GOAL> Show every line of the records below that contains the word "value".

RECORDS>
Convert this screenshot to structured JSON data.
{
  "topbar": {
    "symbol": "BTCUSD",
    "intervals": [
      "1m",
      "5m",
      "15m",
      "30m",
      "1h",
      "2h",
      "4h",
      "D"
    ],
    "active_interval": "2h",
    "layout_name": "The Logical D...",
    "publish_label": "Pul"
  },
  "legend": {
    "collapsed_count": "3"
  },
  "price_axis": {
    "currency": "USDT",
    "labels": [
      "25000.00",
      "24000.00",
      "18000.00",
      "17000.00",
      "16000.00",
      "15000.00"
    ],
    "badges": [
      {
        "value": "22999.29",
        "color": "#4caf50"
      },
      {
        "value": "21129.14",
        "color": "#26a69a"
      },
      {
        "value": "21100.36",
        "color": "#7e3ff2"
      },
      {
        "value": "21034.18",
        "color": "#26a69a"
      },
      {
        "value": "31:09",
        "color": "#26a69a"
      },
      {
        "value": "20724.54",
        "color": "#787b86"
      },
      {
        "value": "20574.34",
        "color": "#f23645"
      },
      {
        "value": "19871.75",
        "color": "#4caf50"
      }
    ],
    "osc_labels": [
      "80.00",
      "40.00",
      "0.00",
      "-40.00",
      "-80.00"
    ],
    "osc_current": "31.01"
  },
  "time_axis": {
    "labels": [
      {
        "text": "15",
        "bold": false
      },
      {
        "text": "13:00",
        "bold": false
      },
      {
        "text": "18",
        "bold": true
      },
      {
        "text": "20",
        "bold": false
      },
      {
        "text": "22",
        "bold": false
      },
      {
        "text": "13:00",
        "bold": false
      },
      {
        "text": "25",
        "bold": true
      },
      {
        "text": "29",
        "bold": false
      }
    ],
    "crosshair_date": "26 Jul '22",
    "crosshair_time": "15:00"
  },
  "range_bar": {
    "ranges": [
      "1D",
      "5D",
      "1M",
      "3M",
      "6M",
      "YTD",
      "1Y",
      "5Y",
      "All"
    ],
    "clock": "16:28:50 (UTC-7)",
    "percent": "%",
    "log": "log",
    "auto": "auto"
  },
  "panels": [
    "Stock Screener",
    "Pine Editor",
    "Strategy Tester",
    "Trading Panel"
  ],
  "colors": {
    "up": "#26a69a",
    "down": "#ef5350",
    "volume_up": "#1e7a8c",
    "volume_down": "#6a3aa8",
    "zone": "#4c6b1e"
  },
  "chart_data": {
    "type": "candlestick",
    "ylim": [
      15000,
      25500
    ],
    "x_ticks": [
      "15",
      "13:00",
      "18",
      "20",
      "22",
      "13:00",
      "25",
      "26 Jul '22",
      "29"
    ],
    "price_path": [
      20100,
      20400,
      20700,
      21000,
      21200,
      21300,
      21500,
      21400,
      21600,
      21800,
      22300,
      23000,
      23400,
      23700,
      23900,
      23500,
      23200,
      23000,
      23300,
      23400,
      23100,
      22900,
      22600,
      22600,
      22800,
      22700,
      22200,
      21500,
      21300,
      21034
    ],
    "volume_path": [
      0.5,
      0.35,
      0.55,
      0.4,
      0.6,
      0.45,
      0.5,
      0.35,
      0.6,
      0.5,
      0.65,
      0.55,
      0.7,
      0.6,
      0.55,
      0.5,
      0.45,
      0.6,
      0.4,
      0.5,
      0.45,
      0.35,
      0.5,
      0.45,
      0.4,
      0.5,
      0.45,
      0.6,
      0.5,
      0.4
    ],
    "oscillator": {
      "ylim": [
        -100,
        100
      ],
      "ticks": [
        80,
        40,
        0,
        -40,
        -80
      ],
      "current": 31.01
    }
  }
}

TASK OUTPUT>
        "value": "22999.29",
        "value": "21129.14",
        "value": "21100.36",
        "value": "21034.18",
        "value": "31:09",
        "value": "20724.54",
        "value": "20574.34",
        "value": "19871.75",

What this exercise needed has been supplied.